**Description of the task:**
Begin with the line that contains "OCR this image." and transcribe each line after it, up to and including the last line of the listing below.

[Records from a collection]
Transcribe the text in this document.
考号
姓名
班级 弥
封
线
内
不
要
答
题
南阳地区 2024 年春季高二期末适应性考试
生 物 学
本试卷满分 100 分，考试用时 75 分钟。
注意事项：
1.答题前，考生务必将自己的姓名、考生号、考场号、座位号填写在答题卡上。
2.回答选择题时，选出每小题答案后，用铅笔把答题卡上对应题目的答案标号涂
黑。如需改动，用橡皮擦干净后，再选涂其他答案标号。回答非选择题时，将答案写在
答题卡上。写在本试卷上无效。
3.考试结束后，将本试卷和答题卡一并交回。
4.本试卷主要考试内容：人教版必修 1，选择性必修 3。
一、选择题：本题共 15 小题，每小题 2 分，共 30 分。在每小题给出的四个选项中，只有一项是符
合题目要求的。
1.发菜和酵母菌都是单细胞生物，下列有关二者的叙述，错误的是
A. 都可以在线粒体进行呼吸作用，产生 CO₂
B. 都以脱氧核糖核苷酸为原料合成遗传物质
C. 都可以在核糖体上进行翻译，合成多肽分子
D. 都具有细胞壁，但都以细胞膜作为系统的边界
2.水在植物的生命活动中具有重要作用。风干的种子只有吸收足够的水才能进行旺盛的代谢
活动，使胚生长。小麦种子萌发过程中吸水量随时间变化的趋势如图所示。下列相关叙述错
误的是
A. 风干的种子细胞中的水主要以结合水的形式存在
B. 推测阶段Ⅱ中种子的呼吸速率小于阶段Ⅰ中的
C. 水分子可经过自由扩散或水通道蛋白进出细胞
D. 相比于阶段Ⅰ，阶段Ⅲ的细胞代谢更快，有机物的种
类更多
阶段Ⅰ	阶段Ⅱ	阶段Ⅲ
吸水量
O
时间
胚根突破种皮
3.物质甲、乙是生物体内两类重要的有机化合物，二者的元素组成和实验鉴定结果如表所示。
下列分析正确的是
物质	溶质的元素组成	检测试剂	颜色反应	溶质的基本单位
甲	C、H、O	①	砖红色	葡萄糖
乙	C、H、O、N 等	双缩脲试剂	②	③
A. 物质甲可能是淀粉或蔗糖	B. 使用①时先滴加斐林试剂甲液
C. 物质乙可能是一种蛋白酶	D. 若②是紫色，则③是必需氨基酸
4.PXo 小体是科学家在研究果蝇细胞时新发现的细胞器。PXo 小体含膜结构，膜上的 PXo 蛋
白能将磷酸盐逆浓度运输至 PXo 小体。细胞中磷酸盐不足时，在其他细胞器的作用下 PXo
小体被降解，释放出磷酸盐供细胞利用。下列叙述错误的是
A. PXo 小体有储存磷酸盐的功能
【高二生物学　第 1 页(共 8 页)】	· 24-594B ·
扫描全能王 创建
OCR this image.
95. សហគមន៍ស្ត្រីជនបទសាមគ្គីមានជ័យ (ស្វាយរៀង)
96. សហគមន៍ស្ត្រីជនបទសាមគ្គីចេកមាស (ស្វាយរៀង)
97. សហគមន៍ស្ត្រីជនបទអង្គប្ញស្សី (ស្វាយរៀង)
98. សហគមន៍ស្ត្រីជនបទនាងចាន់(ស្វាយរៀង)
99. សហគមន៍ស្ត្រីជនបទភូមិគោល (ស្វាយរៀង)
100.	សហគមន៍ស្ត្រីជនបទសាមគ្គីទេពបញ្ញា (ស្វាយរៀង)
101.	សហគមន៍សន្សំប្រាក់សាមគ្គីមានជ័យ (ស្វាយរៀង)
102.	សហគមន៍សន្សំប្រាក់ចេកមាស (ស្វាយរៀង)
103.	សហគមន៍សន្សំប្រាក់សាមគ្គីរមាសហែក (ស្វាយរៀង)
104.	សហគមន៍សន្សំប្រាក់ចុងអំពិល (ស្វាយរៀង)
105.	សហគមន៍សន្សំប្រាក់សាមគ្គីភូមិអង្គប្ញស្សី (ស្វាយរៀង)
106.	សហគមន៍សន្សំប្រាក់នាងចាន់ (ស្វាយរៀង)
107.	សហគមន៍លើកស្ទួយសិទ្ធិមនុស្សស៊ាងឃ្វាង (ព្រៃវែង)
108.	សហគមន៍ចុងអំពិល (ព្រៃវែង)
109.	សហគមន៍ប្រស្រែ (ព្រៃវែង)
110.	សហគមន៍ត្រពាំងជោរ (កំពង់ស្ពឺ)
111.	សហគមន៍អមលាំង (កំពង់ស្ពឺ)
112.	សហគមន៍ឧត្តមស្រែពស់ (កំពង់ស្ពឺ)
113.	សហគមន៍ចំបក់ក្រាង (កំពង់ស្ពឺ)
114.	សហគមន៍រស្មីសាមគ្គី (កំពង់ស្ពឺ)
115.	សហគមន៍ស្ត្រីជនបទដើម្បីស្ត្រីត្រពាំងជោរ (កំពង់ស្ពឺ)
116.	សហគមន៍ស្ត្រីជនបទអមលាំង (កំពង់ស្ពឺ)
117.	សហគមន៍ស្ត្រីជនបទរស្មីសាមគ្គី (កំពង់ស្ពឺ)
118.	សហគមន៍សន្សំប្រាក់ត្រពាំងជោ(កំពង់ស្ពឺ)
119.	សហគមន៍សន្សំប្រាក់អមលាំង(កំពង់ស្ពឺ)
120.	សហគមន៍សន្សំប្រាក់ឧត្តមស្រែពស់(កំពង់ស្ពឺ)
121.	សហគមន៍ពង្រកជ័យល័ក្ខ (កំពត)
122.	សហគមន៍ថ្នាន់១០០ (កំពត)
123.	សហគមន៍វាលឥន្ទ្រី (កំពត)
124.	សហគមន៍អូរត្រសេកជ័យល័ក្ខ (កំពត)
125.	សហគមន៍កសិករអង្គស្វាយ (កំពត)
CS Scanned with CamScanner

**Answer to this exercise:**
OCR this image.
95. សហគមន៍ស្ត្រីជនបទសាមគ្គីមានជ័យ (ស្វាយរៀង)
96. សហគមន៍ស្ត្រីជនបទសាមគ្គីចេកមាស (ស្វាយរៀង)
97. សហគមន៍ស្ត្រីជនបទអង្គប្ញស្សី (ស្វាយរៀង)
98. សហគមន៍ស្ត្រីជនបទនាងចាន់(ស្វាយរៀង)
99. សហគមន៍ស្ត្រីជនបទភូមិគោល (ស្វាយរៀង)
100.	សហគមន៍ស្ត្រីជនបទសាមគ្គីទេពបញ្ញា (ស្វាយរៀង)
101.	សហគមន៍សន្សំប្រាក់សាមគ្គីមានជ័យ (ស្វាយរៀង)
102.	សហគមន៍សន្សំប្រាក់ចេកមាស (ស្វាយរៀង)
103.	សហគមន៍សន្សំប្រាក់សាមគ្គីរមាសហែក (ស្វាយរៀង)
104.	សហគមន៍សន្សំប្រាក់ចុងអំពិល (ស្វាយរៀង)
105.	សហគមន៍សន្សំប្រាក់សាមគ្គីភូមិអង្គប្ញស្សី (ស្វាយរៀង)
106.	សហគមន៍សន្សំប្រាក់នាងចាន់ (ស្វាយរៀង)
107.	សហគមន៍លើកស្ទួយសិទ្ធិមនុស្សស៊ាងឃ្វាង (ព្រៃវែង)
108.	សហគមន៍ចុងអំពិល (ព្រៃវែង)
109.	សហគមន៍ប្រស្រែ (ព្រៃវែង)
110.	សហគមន៍ត្រពាំងជោរ (កំពង់ស្ពឺ)
111.	សហគមន៍អមលាំង (កំពង់ស្ពឺ)
112.	សហគមន៍ឧត្តមស្រែពស់ (កំពង់ស្ពឺ)
113.	សហគមន៍ចំបក់ក្រាង (កំពង់ស្ពឺ)
114.	សហគមន៍រស្មីសាមគ្គី (កំពង់ស្ពឺ)
115.	សហគមន៍ស្ត្រីជនបទដើម្បីស្ត្រីត្រពាំងជោរ (កំពង់ស្ពឺ)
116.	សហគមន៍ស្ត្រីជនបទអមលាំង (កំពង់ស្ពឺ)
117.	សហគមន៍ស្ត្រីជនបទរស្មីសាមគ្គី (កំពង់ស្ពឺ)
118.	សហគមន៍សន្សំប្រាក់ត្រពាំងជោ(កំពង់ស្ពឺ)
119.	សហគមន៍សន្សំប្រាក់អមលាំង(កំពង់ស្ពឺ)
120.	សហគមន៍សន្សំប្រាក់ឧត្តមស្រែពស់(កំពង់ស្ពឺ)
121.	សហគមន៍ពង្រកជ័យល័ក្ខ (កំពត)
122.	សហគមន៍ថ្នាន់១០០ (កំពត)
123.	សហគមន៍វាលឥន្ទ្រី (កំពត)
124.	សហគមន៍អូរត្រសេកជ័យល័ក្ខ (កំពត)
125.	សហគមន៍កសិករអង្គស្វាយ (កំពត)
CS Scanned with CamScanner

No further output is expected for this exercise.